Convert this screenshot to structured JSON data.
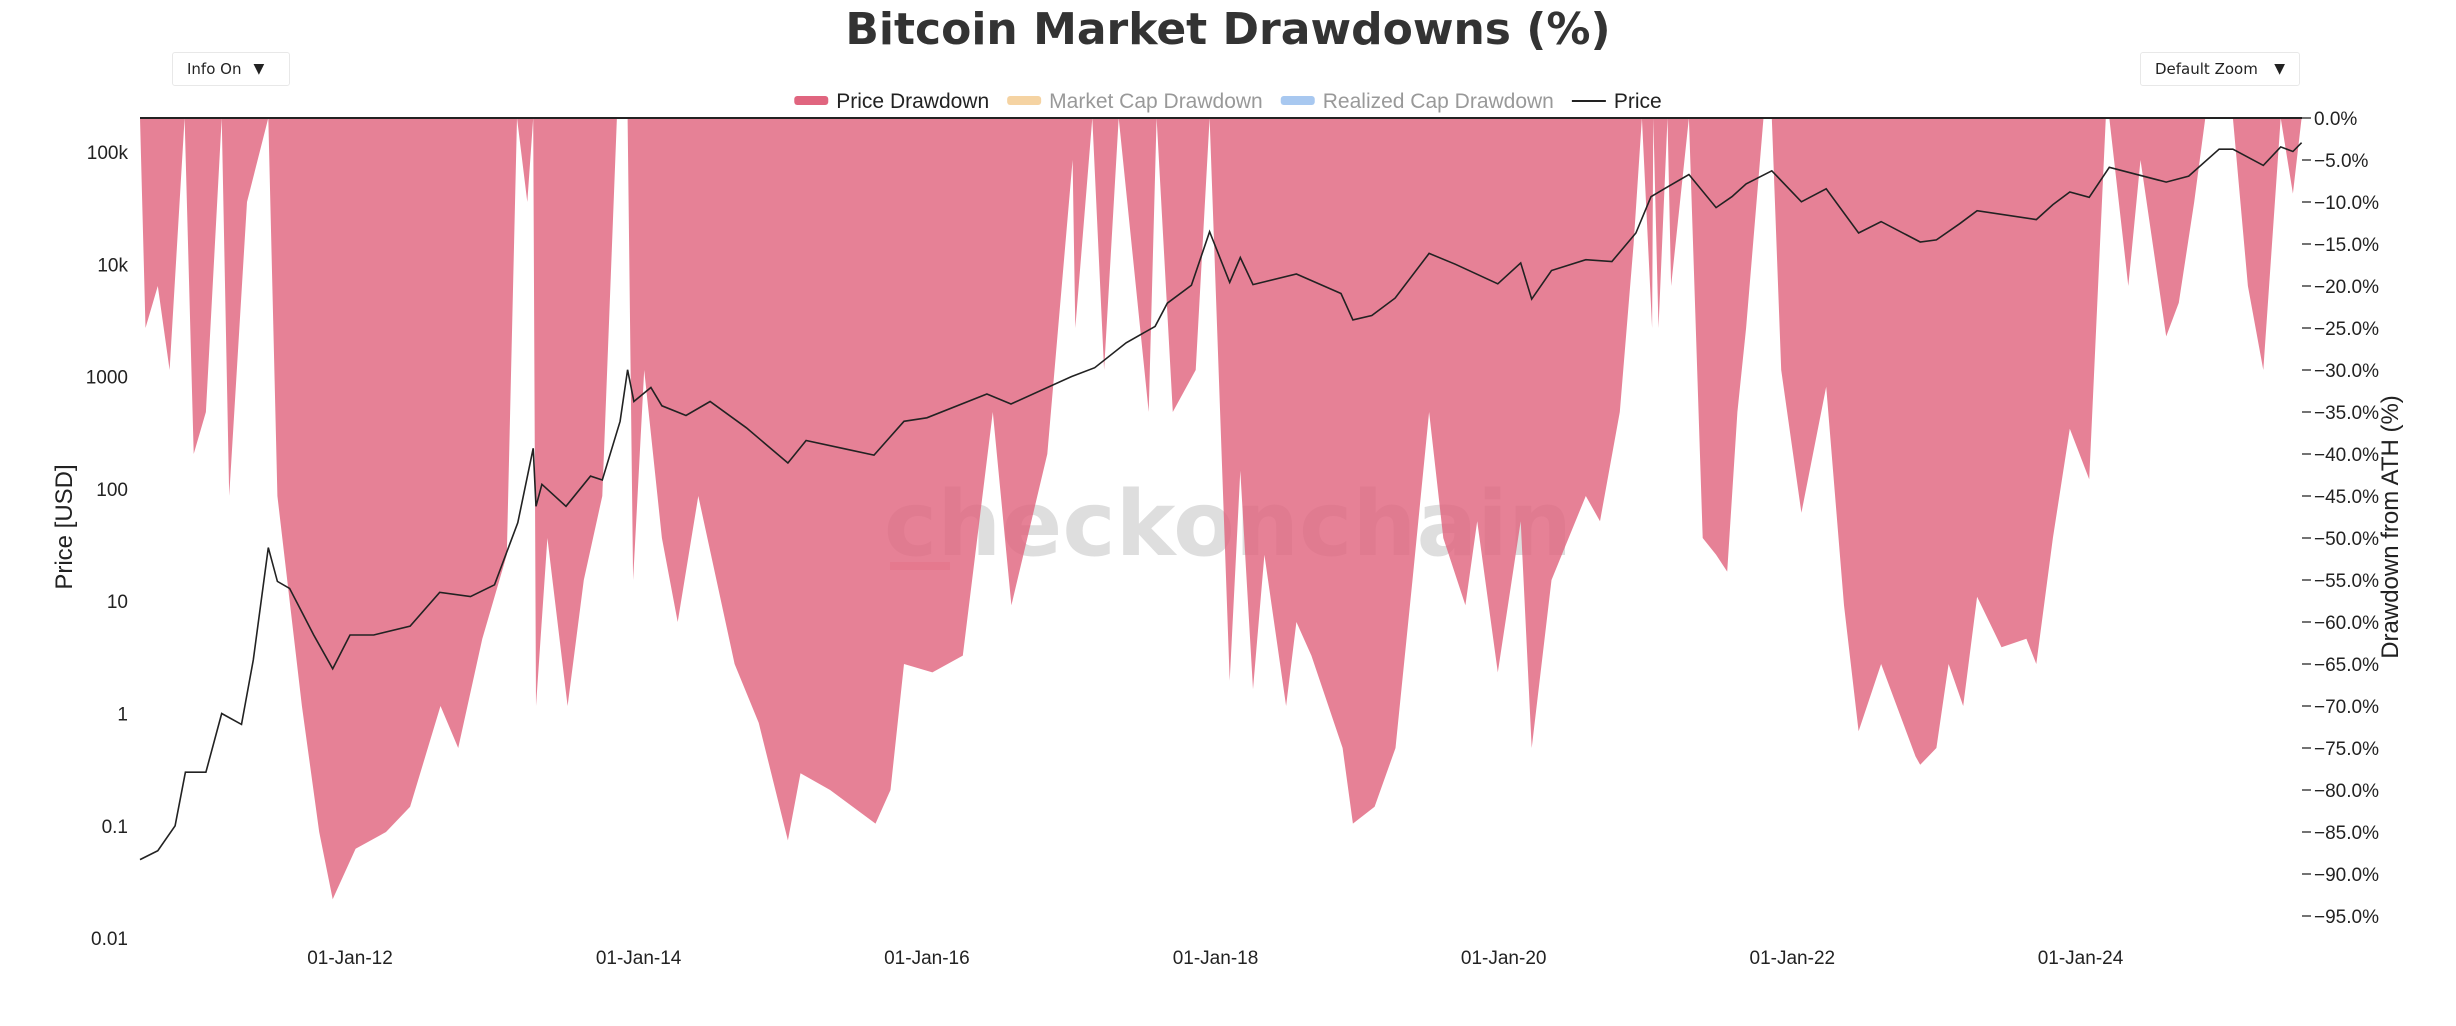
{
  "controls": {
    "info_label": "Info On",
    "zoom_label": "Default Zoom",
    "caret": "▼"
  },
  "watermark": "checkonchain",
  "colors": {
    "drawdown_fill": "#e0657f",
    "market_cap": "#f5d3a2",
    "realized_cap": "#a8c8f0",
    "price_line": "#222222",
    "axis": "#222222"
  },
  "chart_data": {
    "type": "area",
    "title": "Bitcoin Market Drawdowns (%)",
    "legend_position": "top-center",
    "legend": [
      {
        "name": "Price Drawdown",
        "kind": "area",
        "color": "#e0657f",
        "active": true
      },
      {
        "name": "Market Cap Drawdown",
        "kind": "area",
        "color": "#f5d3a2",
        "active": false
      },
      {
        "name": "Realized Cap Drawdown",
        "kind": "area",
        "color": "#a8c8f0",
        "active": false
      },
      {
        "name": "Price",
        "kind": "line",
        "color": "#222222",
        "active": true
      }
    ],
    "x_axis": {
      "type": "date",
      "range": [
        "2010-07-18",
        "2025-07-15"
      ],
      "ticks": [
        {
          "date": "2012-01-01",
          "label": "01-Jan-12"
        },
        {
          "date": "2014-01-01",
          "label": "01-Jan-14"
        },
        {
          "date": "2016-01-01",
          "label": "01-Jan-16"
        },
        {
          "date": "2018-01-01",
          "label": "01-Jan-18"
        },
        {
          "date": "2020-01-01",
          "label": "01-Jan-20"
        },
        {
          "date": "2022-01-01",
          "label": "01-Jan-22"
        },
        {
          "date": "2024-01-01",
          "label": "01-Jan-24"
        }
      ]
    },
    "y_left": {
      "label": "Price [USD]",
      "scale": "log",
      "range": [
        0.01,
        200000
      ],
      "ticks": [
        {
          "value": 100000,
          "label": "100k"
        },
        {
          "value": 10000,
          "label": "10k"
        },
        {
          "value": 1000,
          "label": "1000"
        },
        {
          "value": 100,
          "label": "100"
        },
        {
          "value": 10,
          "label": "10"
        },
        {
          "value": 1,
          "label": "1"
        },
        {
          "value": 0.1,
          "label": "0.1"
        },
        {
          "value": 0.01,
          "label": "0.01"
        }
      ]
    },
    "y_right": {
      "label": "Drawdown from ATH (%)",
      "scale": "linear",
      "range": [
        -100,
        0
      ],
      "ticks": [
        {
          "value": 0,
          "label": "0.0%"
        },
        {
          "value": -5,
          "label": "−5.0%"
        },
        {
          "value": -10,
          "label": "−10.0%"
        },
        {
          "value": -15,
          "label": "−15.0%"
        },
        {
          "value": -20,
          "label": "−20.0%"
        },
        {
          "value": -25,
          "label": "−25.0%"
        },
        {
          "value": -30,
          "label": "−30.0%"
        },
        {
          "value": -35,
          "label": "−35.0%"
        },
        {
          "value": -40,
          "label": "−40.0%"
        },
        {
          "value": -45,
          "label": "−45.0%"
        },
        {
          "value": -50,
          "label": "−50.0%"
        },
        {
          "value": -55,
          "label": "−55.0%"
        },
        {
          "value": -60,
          "label": "−60.0%"
        },
        {
          "value": -65,
          "label": "−65.0%"
        },
        {
          "value": -70,
          "label": "−70.0%"
        },
        {
          "value": -75,
          "label": "−75.0%"
        },
        {
          "value": -80,
          "label": "−80.0%"
        },
        {
          "value": -85,
          "label": "−85.0%"
        },
        {
          "value": -90,
          "label": "−90.0%"
        },
        {
          "value": -95,
          "label": "−95.0%"
        }
      ]
    },
    "series": [
      {
        "name": "Price",
        "axis": "left",
        "points": [
          [
            "2010-07-18",
            0.05
          ],
          [
            "2010-09-01",
            0.06
          ],
          [
            "2010-10-15",
            0.1
          ],
          [
            "2010-11-10",
            0.3
          ],
          [
            "2011-01-01",
            0.3
          ],
          [
            "2011-02-10",
            1.0
          ],
          [
            "2011-04-01",
            0.8
          ],
          [
            "2011-05-01",
            3
          ],
          [
            "2011-06-08",
            30
          ],
          [
            "2011-07-01",
            15
          ],
          [
            "2011-08-01",
            13
          ],
          [
            "2011-09-01",
            8
          ],
          [
            "2011-10-01",
            5
          ],
          [
            "2011-11-18",
            2.5
          ],
          [
            "2012-01-01",
            5
          ],
          [
            "2012-03-01",
            5
          ],
          [
            "2012-06-01",
            6
          ],
          [
            "2012-08-15",
            12
          ],
          [
            "2012-11-01",
            11
          ],
          [
            "2013-01-01",
            14
          ],
          [
            "2013-03-01",
            50
          ],
          [
            "2013-04-09",
            230
          ],
          [
            "2013-04-16",
            70
          ],
          [
            "2013-05-01",
            110
          ],
          [
            "2013-07-01",
            70
          ],
          [
            "2013-09-01",
            130
          ],
          [
            "2013-10-01",
            120
          ],
          [
            "2013-11-15",
            400
          ],
          [
            "2013-12-04",
            1150
          ],
          [
            "2013-12-20",
            600
          ],
          [
            "2014-02-01",
            800
          ],
          [
            "2014-03-01",
            550
          ],
          [
            "2014-05-01",
            450
          ],
          [
            "2014-07-01",
            600
          ],
          [
            "2014-10-01",
            350
          ],
          [
            "2015-01-14",
            170
          ],
          [
            "2015-03-01",
            270
          ],
          [
            "2015-06-01",
            230
          ],
          [
            "2015-08-20",
            200
          ],
          [
            "2015-11-04",
            400
          ],
          [
            "2016-01-01",
            430
          ],
          [
            "2016-06-01",
            700
          ],
          [
            "2016-08-01",
            570
          ],
          [
            "2017-01-01",
            1000
          ],
          [
            "2017-03-01",
            1200
          ],
          [
            "2017-05-20",
            2000
          ],
          [
            "2017-08-01",
            2800
          ],
          [
            "2017-09-01",
            4500
          ],
          [
            "2017-11-01",
            6500
          ],
          [
            "2017-12-17",
            19500
          ],
          [
            "2018-02-06",
            6900
          ],
          [
            "2018-03-05",
            11500
          ],
          [
            "2018-04-06",
            6600
          ],
          [
            "2018-07-25",
            8200
          ],
          [
            "2018-11-15",
            5500
          ],
          [
            "2018-12-15",
            3200
          ],
          [
            "2019-02-01",
            3500
          ],
          [
            "2019-04-01",
            5000
          ],
          [
            "2019-06-26",
            12500
          ],
          [
            "2019-09-01",
            10000
          ],
          [
            "2019-12-17",
            6700
          ],
          [
            "2020-02-13",
            10300
          ],
          [
            "2020-03-12",
            4900
          ],
          [
            "2020-05-01",
            8800
          ],
          [
            "2020-07-27",
            11000
          ],
          [
            "2020-10-01",
            10600
          ],
          [
            "2020-12-01",
            19000
          ],
          [
            "2021-01-08",
            40000
          ],
          [
            "2021-02-15",
            48000
          ],
          [
            "2021-04-14",
            63000
          ],
          [
            "2021-06-22",
            32000
          ],
          [
            "2021-08-01",
            40000
          ],
          [
            "2021-09-06",
            52000
          ],
          [
            "2021-11-10",
            68000
          ],
          [
            "2022-01-24",
            36000
          ],
          [
            "2022-03-28",
            47000
          ],
          [
            "2022-06-18",
            19000
          ],
          [
            "2022-08-14",
            24000
          ],
          [
            "2022-11-21",
            15800
          ],
          [
            "2023-01-01",
            16500
          ],
          [
            "2023-03-01",
            23000
          ],
          [
            "2023-04-14",
            30000
          ],
          [
            "2023-09-11",
            25000
          ],
          [
            "2023-10-23",
            34000
          ],
          [
            "2023-12-05",
            44000
          ],
          [
            "2024-01-23",
            39500
          ],
          [
            "2024-03-14",
            73000
          ],
          [
            "2024-08-05",
            54000
          ],
          [
            "2024-10-01",
            61000
          ],
          [
            "2024-12-17",
            106000
          ],
          [
            "2025-01-21",
            106000
          ],
          [
            "2025-04-08",
            76000
          ],
          [
            "2025-05-22",
            111000
          ],
          [
            "2025-06-22",
            101000
          ],
          [
            "2025-07-14",
            121000
          ]
        ]
      },
      {
        "name": "Price Drawdown",
        "axis": "right",
        "points": [
          [
            "2010-07-18",
            0
          ],
          [
            "2010-08-01",
            -25
          ],
          [
            "2010-09-01",
            -20
          ],
          [
            "2010-10-01",
            -30
          ],
          [
            "2010-11-08",
            0
          ],
          [
            "2010-12-01",
            -40
          ],
          [
            "2011-01-01",
            -35
          ],
          [
            "2011-02-10",
            0
          ],
          [
            "2011-03-01",
            -45
          ],
          [
            "2011-04-15",
            -10
          ],
          [
            "2011-06-08",
            0
          ],
          [
            "2011-07-01",
            -45
          ],
          [
            "2011-09-01",
            -70
          ],
          [
            "2011-10-15",
            -85
          ],
          [
            "2011-11-18",
            -93
          ],
          [
            "2012-01-15",
            -87
          ],
          [
            "2012-04-01",
            -85
          ],
          [
            "2012-06-01",
            -82
          ],
          [
            "2012-08-17",
            -70
          ],
          [
            "2012-10-01",
            -75
          ],
          [
            "2012-12-01",
            -62
          ],
          [
            "2013-02-01",
            -52
          ],
          [
            "2013-02-27",
            0
          ],
          [
            "2013-03-25",
            -10
          ],
          [
            "2013-04-09",
            0
          ],
          [
            "2013-04-16",
            -70
          ],
          [
            "2013-05-15",
            -50
          ],
          [
            "2013-07-05",
            -70
          ],
          [
            "2013-08-15",
            -55
          ],
          [
            "2013-10-01",
            -45
          ],
          [
            "2013-11-07",
            0
          ],
          [
            "2013-12-04",
            0
          ],
          [
            "2013-12-18",
            -55
          ],
          [
            "2014-01-15",
            -30
          ],
          [
            "2014-03-01",
            -50
          ],
          [
            "2014-04-10",
            -60
          ],
          [
            "2014-06-01",
            -45
          ],
          [
            "2014-09-01",
            -65
          ],
          [
            "2014-11-01",
            -72
          ],
          [
            "2015-01-14",
            -86
          ],
          [
            "2015-02-15",
            -78
          ],
          [
            "2015-05-01",
            -80
          ],
          [
            "2015-08-24",
            -84
          ],
          [
            "2015-10-01",
            -80
          ],
          [
            "2015-11-04",
            -65
          ],
          [
            "2016-01-15",
            -66
          ],
          [
            "2016-04-01",
            -64
          ],
          [
            "2016-06-16",
            -35
          ],
          [
            "2016-08-02",
            -58
          ],
          [
            "2016-11-01",
            -40
          ],
          [
            "2017-01-04",
            -5
          ],
          [
            "2017-01-11",
            -25
          ],
          [
            "2017-02-23",
            0
          ],
          [
            "2017-03-25",
            -30
          ],
          [
            "2017-05-01",
            0
          ],
          [
            "2017-07-16",
            -35
          ],
          [
            "2017-08-05",
            0
          ],
          [
            "2017-09-15",
            -35
          ],
          [
            "2017-11-12",
            -30
          ],
          [
            "2017-12-17",
            0
          ],
          [
            "2018-02-06",
            -67
          ],
          [
            "2018-03-05",
            -42
          ],
          [
            "2018-04-06",
            -68
          ],
          [
            "2018-05-05",
            -52
          ],
          [
            "2018-06-29",
            -70
          ],
          [
            "2018-07-25",
            -60
          ],
          [
            "2018-09-01",
            -64
          ],
          [
            "2018-11-19",
            -75
          ],
          [
            "2018-12-15",
            -84
          ],
          [
            "2019-02-08",
            -82
          ],
          [
            "2019-04-02",
            -75
          ],
          [
            "2019-05-15",
            -55
          ],
          [
            "2019-06-26",
            -35
          ],
          [
            "2019-08-01",
            -50
          ],
          [
            "2019-09-26",
            -58
          ],
          [
            "2019-10-26",
            -48
          ],
          [
            "2019-12-17",
            -66
          ],
          [
            "2020-02-13",
            -48
          ],
          [
            "2020-03-12",
            -75
          ],
          [
            "2020-05-01",
            -55
          ],
          [
            "2020-07-27",
            -45
          ],
          [
            "2020-09-01",
            -48
          ],
          [
            "2020-10-21",
            -35
          ],
          [
            "2020-11-25",
            -15
          ],
          [
            "2020-12-16",
            0
          ],
          [
            "2021-01-11",
            -25
          ],
          [
            "2021-01-14",
            0
          ],
          [
            "2021-01-27",
            -25
          ],
          [
            "2021-02-19",
            0
          ],
          [
            "2021-02-28",
            -20
          ],
          [
            "2021-04-14",
            0
          ],
          [
            "2021-05-19",
            -50
          ],
          [
            "2021-06-22",
            -52
          ],
          [
            "2021-07-20",
            -54
          ],
          [
            "2021-08-15",
            -35
          ],
          [
            "2021-09-06",
            -25
          ],
          [
            "2021-10-20",
            0
          ],
          [
            "2021-11-10",
            0
          ],
          [
            "2021-12-04",
            -30
          ],
          [
            "2022-01-24",
            -47
          ],
          [
            "2022-03-28",
            -32
          ],
          [
            "2022-05-12",
            -58
          ],
          [
            "2022-06-18",
            -73
          ],
          [
            "2022-08-14",
            -65
          ],
          [
            "2022-11-09",
            -76
          ],
          [
            "2022-11-21",
            -77
          ],
          [
            "2023-01-01",
            -75
          ],
          [
            "2023-02-01",
            -65
          ],
          [
            "2023-03-10",
            -70
          ],
          [
            "2023-04-14",
            -57
          ],
          [
            "2023-06-15",
            -63
          ],
          [
            "2023-08-17",
            -62
          ],
          [
            "2023-09-11",
            -65
          ],
          [
            "2023-10-23",
            -50
          ],
          [
            "2023-12-05",
            -37
          ],
          [
            "2024-01-23",
            -43
          ],
          [
            "2024-03-05",
            0
          ],
          [
            "2024-03-14",
            0
          ],
          [
            "2024-05-01",
            -20
          ],
          [
            "2024-06-01",
            -5
          ],
          [
            "2024-08-05",
            -26
          ],
          [
            "2024-09-06",
            -22
          ],
          [
            "2024-10-15",
            -10
          ],
          [
            "2024-11-12",
            0
          ],
          [
            "2024-12-17",
            0
          ],
          [
            "2025-01-21",
            0
          ],
          [
            "2025-02-28",
            -20
          ],
          [
            "2025-04-08",
            -30
          ],
          [
            "2025-05-22",
            0
          ],
          [
            "2025-06-22",
            -9
          ],
          [
            "2025-07-14",
            0
          ]
        ]
      }
    ]
  }
}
########################################
Locate the word "date" in the entries, and copy every line where it is found.

» **Exercise answer**:
      "type": "date",
          "date": "2012-01-01",
          "date": "2014-01-01",
          "date": "2016-01-01",
          "date": "2018-01-01",
          "date": "2020-01-01",
          "date": "2022-01-01",
          "date": "2024-01-01",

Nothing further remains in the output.